--- WHAT IS REQUIRED ---
Would you return the complete listing below word for word?

Excerpts from a figure dataset

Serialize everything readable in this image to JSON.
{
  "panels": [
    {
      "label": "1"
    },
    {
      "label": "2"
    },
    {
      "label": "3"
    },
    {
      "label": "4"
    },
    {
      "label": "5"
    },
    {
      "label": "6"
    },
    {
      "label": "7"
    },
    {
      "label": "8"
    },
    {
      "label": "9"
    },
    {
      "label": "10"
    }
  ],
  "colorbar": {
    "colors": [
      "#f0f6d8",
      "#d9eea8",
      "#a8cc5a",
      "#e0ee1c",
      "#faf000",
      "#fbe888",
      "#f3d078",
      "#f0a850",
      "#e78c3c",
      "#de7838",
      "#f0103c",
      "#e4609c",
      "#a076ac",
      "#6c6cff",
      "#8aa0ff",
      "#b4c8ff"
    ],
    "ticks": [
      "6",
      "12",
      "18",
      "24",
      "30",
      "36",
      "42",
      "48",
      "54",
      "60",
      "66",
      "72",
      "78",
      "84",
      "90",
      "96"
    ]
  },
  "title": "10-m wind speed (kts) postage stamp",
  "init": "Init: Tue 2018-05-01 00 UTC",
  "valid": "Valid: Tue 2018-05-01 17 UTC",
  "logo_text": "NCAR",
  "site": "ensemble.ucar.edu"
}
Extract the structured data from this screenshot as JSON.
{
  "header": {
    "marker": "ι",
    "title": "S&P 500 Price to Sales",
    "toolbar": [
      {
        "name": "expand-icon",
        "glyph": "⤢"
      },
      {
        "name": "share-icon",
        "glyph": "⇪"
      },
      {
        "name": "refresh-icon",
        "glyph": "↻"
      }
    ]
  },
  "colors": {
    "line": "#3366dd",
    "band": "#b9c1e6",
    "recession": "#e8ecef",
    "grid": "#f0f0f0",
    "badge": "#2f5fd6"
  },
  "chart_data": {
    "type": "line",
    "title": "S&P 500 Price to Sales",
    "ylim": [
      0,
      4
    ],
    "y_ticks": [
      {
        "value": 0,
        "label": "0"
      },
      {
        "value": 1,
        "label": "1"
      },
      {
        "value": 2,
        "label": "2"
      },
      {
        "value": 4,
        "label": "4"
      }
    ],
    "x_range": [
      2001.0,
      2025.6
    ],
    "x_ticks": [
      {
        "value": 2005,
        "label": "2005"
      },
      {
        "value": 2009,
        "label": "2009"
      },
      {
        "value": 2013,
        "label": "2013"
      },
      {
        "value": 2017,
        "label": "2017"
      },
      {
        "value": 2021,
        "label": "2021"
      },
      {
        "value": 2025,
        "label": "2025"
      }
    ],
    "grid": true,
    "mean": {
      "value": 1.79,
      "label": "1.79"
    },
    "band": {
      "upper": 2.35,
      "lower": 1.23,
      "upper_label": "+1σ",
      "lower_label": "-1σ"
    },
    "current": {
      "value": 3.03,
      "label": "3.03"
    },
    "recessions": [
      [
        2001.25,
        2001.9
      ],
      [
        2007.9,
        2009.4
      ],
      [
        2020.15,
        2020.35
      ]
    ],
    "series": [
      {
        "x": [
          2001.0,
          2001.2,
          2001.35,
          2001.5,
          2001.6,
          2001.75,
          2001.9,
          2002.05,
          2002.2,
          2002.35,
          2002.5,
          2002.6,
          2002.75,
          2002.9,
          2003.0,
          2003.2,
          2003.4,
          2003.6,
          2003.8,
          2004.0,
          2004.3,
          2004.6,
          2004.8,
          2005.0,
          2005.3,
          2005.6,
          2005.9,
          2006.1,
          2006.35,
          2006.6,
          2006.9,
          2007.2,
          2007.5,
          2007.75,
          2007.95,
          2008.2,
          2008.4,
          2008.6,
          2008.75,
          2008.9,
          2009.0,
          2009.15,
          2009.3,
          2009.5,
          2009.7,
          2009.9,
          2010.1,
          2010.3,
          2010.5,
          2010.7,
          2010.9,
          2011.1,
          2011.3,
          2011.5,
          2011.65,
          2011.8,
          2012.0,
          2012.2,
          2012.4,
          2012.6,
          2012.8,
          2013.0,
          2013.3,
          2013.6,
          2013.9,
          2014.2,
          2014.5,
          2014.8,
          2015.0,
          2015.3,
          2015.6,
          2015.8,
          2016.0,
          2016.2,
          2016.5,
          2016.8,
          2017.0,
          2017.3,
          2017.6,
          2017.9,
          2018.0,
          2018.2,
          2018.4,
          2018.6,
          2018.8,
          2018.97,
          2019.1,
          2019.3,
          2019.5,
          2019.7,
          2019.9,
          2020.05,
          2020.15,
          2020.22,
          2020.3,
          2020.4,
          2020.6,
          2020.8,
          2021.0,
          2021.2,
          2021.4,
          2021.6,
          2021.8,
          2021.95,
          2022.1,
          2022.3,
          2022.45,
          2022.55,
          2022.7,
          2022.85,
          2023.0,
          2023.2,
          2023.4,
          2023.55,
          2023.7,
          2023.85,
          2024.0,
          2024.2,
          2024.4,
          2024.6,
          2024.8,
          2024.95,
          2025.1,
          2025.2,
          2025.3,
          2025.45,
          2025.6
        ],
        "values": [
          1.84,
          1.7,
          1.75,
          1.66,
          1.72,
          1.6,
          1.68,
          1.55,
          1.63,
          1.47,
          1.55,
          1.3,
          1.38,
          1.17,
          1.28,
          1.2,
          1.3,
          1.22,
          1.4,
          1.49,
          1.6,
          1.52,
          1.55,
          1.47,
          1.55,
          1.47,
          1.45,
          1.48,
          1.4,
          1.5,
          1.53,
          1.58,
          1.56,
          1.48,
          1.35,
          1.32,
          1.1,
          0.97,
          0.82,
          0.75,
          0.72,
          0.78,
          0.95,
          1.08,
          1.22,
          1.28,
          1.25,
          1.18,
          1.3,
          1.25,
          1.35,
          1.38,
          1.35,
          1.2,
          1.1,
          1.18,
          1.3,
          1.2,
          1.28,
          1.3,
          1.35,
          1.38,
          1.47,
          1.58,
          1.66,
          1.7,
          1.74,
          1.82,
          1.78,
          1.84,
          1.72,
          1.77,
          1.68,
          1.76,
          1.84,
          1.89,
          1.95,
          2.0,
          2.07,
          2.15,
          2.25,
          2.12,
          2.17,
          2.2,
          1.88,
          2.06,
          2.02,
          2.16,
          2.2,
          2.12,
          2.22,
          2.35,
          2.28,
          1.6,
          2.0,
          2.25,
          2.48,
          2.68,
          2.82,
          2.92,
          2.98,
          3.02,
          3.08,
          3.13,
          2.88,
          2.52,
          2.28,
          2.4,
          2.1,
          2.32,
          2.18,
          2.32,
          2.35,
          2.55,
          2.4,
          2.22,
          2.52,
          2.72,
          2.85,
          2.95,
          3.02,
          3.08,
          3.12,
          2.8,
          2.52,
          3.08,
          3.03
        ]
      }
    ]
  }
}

--- TASK ANSWER ---
Serialize everything readable in this image to JSON.
{
  "panels": [
    {
      "label": "1"
    },
    {
      "label": "2"
    },
    {
      "label": "3"
    },
    {
      "label": "4"
    },
    {
      "label": "5"
    },
    {
      "label": "6"
    },
    {
      "label": "7"
    },
    {
      "label": "8"
    },
    {
      "label": "9"
    },
    {
      "label": "10"
    }
  ],
  "colorbar": {
    "colors": [
      "#f0f6d8",
      "#d9eea8",
      "#a8cc5a",
      "#e0ee1c",
      "#faf000",
      "#fbe888",
      "#f3d078",
      "#f0a850",
      "#e78c3c",
      "#de7838",
      "#f0103c",
      "#e4609c",
      "#a076ac",
      "#6c6cff",
      "#8aa0ff",
      "#b4c8ff"
    ],
    "ticks": [
      "6",
      "12",
      "18",
      "24",
      "30",
      "36",
      "42",
      "48",
      "54",
      "60",
      "66",
      "72",
      "78",
      "84",
      "90",
      "96"
    ]
  },
  "title": "10-m wind speed (kts) postage stamp",
  "init": "Init: Tue 2018-05-01 00 UTC",
  "valid": "Valid: Tue 2018-05-01 17 UTC",
  "logo_text": "NCAR",
  "site": "ensemble.ucar.edu"
}
Extract the structured data from this screenshot as JSON.
{
  "header": {
    "marker": "ι",
    "title": "S&P 500 Price to Sales",
    "toolbar": [
      {
        "name": "expand-icon",
        "glyph": "⤢"
      },
      {
        "name": "share-icon",
        "glyph": "⇪"
      },
      {
        "name": "refresh-icon",
        "glyph": "↻"
      }
    ]
  },
  "colors": {
    "line": "#3366dd",
    "band": "#b9c1e6",
    "recession": "#e8ecef",
    "grid": "#f0f0f0",
    "badge": "#2f5fd6"
  },
  "chart_data": {
    "type": "line",
    "title": "S&P 500 Price to Sales",
    "ylim": [
      0,
      4
    ],
    "y_ticks": [
      {
        "value": 0,
        "label": "0"
      },
      {
        "value": 1,
        "label": "1"
      },
      {
        "value": 2,
        "label": "2"
      },
      {
        "value": 4,
        "label": "4"
      }
    ],
    "x_range": [
      2001.0,
      2025.6
    ],
    "x_ticks": [
      {
        "value": 2005,
        "label": "2005"
      },
      {
        "value": 2009,
        "label": "2009"
      },
      {
        "value": 2013,
        "label": "2013"
      },
      {
        "value": 2017,
        "label": "2017"
      },
      {
        "value": 2021,
        "label": "2021"
      },
      {
        "value": 2025,
        "label": "2025"
      }
    ],
    "grid": true,
    "mean": {
      "value": 1.79,
      "label": "1.79"
    },
    "band": {
      "upper": 2.35,
      "lower": 1.23,
      "upper_label": "+1σ",
      "lower_label": "-1σ"
    },
    "current": {
      "value": 3.03,
      "label": "3.03"
    },
    "recessions": [
      [
        2001.25,
        2001.9
      ],
      [
        2007.9,
        2009.4
      ],
      [
        2020.15,
        2020.35
      ]
    ],
    "series": [
      {
        "x": [
          2001.0,
          2001.2,
          2001.35,
          2001.5,
          2001.6,
          2001.75,
          2001.9,
          2002.05,
          2002.2,
          2002.35,
          2002.5,
          2002.6,
          2002.75,
          2002.9,
          2003.0,
          2003.2,
          2003.4,
          2003.6,
          2003.8,
          2004.0,
          2004.3,
          2004.6,
          2004.8,
          2005.0,
          2005.3,
          2005.6,
          2005.9,
          2006.1,
          2006.35,
          2006.6,
          2006.9,
          2007.2,
          2007.5,
          2007.75,
          2007.95,
          2008.2,
          2008.4,
          2008.6,
          2008.75,
          2008.9,
          2009.0,
          2009.15,
          2009.3,
          2009.5,
          2009.7,
          2009.9,
          2010.1,
          2010.3,
          2010.5,
          2010.7,
          2010.9,
          2011.1,
          2011.3,
          2011.5,
          2011.65,
          2011.8,
          2012.0,
          2012.2,
          2012.4,
          2012.6,
          2012.8,
          2013.0,
          2013.3,
          2013.6,
          2013.9,
          2014.2,
          2014.5,
          2014.8,
          2015.0,
          2015.3,
          2015.6,
          2015.8,
          2016.0,
          2016.2,
          2016.5,
          2016.8,
          2017.0,
          2017.3,
          2017.6,
          2017.9,
          2018.0,
          2018.2,
          2018.4,
          2018.6,
          2018.8,
          2018.97,
          2019.1,
          2019.3,
          2019.5,
          2019.7,
          2019.9,
          2020.05,
          2020.15,
          2020.22,
          2020.3,
          2020.4,
          2020.6,
          2020.8,
          2021.0,
          2021.2,
          2021.4,
          2021.6,
          2021.8,
          2021.95,
          2022.1,
          2022.3,
          2022.45,
          2022.55,
          2022.7,
          2022.85,
          2023.0,
          2023.2,
          2023.4,
          2023.55,
          2023.7,
          2023.85,
          2024.0,
          2024.2,
          2024.4,
          2024.6,
          2024.8,
          2024.95,
          2025.1,
          2025.2,
          2025.3,
          2025.45,
          2025.6
        ],
        "values": [
          1.84,
          1.7,
          1.75,
          1.66,
          1.72,
          1.6,
          1.68,
          1.55,
          1.63,
          1.47,
          1.55,
          1.3,
          1.38,
          1.17,
          1.28,
          1.2,
          1.3,
          1.22,
          1.4,
          1.49,
          1.6,
          1.52,
          1.55,
          1.47,
          1.55,
          1.47,
          1.45,
          1.48,
          1.4,
          1.5,
          1.53,
          1.58,
          1.56,
          1.48,
          1.35,
          1.32,
          1.1,
          0.97,
          0.82,
          0.75,
          0.72,
          0.78,
          0.95,
          1.08,
          1.22,
          1.28,
          1.25,
          1.18,
          1.3,
          1.25,
          1.35,
          1.38,
          1.35,
          1.2,
          1.1,
          1.18,
          1.3,
          1.2,
          1.28,
          1.3,
          1.35,
          1.38,
          1.47,
          1.58,
          1.66,
          1.7,
          1.74,
          1.82,
          1.78,
          1.84,
          1.72,
          1.77,
          1.68,
          1.76,
          1.84,
          1.89,
          1.95,
          2.0,
          2.07,
          2.15,
          2.25,
          2.12,
          2.17,
          2.2,
          1.88,
          2.06,
          2.02,
          2.16,
          2.2,
          2.12,
          2.22,
          2.35,
          2.28,
          1.6,
          2.0,
          2.25,
          2.48,
          2.68,
          2.82,
          2.92,
          2.98,
          3.02,
          3.08,
          3.13,
          2.88,
          2.52,
          2.28,
          2.4,
          2.1,
          2.32,
          2.18,
          2.32,
          2.35,
          2.55,
          2.4,
          2.22,
          2.52,
          2.72,
          2.85,
          2.95,
          3.02,
          3.08,
          3.12,
          2.8,
          2.52,
          3.08,
          3.03
        ]
      }
    ]
  }
}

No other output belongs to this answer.